Reproduce the listing below exactly. Pictures do not belong in the copy.
____________
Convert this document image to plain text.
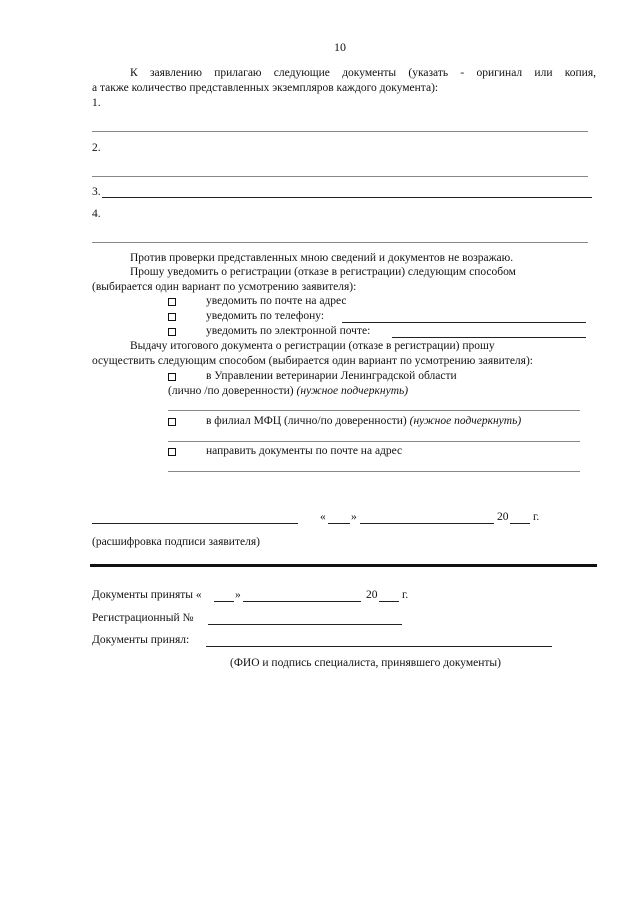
10
К заявлению прилагаю следующие документы (указать - оригинал или копия,
а также количество представленных экземпляров каждого документа):
1.
2.
3.
4.
Против проверки представленных мною сведений и документов не возражаю.
Прошу уведомить о регистрации (отказе в регистрации) следующим способом
(выбирается один вариант по усмотрению заявителя):
уведомить по почте на адрес
уведомить по телефону:
уведомить по электронной почте:
Выдачу итогового документа о регистрации (отказе в регистрации) прошу
осуществить следующим способом (выбирается один вариант по усмотрению заявителя):
в Управлении ветеринарии Ленинградской области
(лично /по доверенности) (нужное подчеркнуть)
в филиал МФЦ (лично/по доверенности) (нужное подчеркнуть)
направить документы по почте на адрес
« »	20 г.
(расшифровка подписи заявителя)
Документы приняты «	»	20 г.
Регистрационный №
Документы принял:
(ФИО и подпись специалиста, принявшего документы)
____________
> [OUTPUT OF THE EXERCISE]
Convert this document image to plain text.
10
К заявлению прилагаю следующие документы (указать - оригинал или копия,
а также количество представленных экземпляров каждого документа):
1.
2.
3.
4.
Против проверки представленных мною сведений и документов не возражаю.
Прошу уведомить о регистрации (отказе в регистрации) следующим способом
(выбирается один вариант по усмотрению заявителя):
уведомить по почте на адрес
уведомить по телефону:
уведомить по электронной почте:
Выдачу итогового документа о регистрации (отказе в регистрации) прошу
осуществить следующим способом (выбирается один вариант по усмотрению заявителя):
в Управлении ветеринарии Ленинградской области
(лично /по доверенности) (нужное подчеркнуть)
в филиал МФЦ (лично/по доверенности) (нужное подчеркнуть)
направить документы по почте на адрес
« »	20 г.
(расшифровка подписи заявителя)
Документы приняты «	»	20 г.
Регистрационный №
Документы принял:
(ФИО и подпись специалиста, принявшего документы)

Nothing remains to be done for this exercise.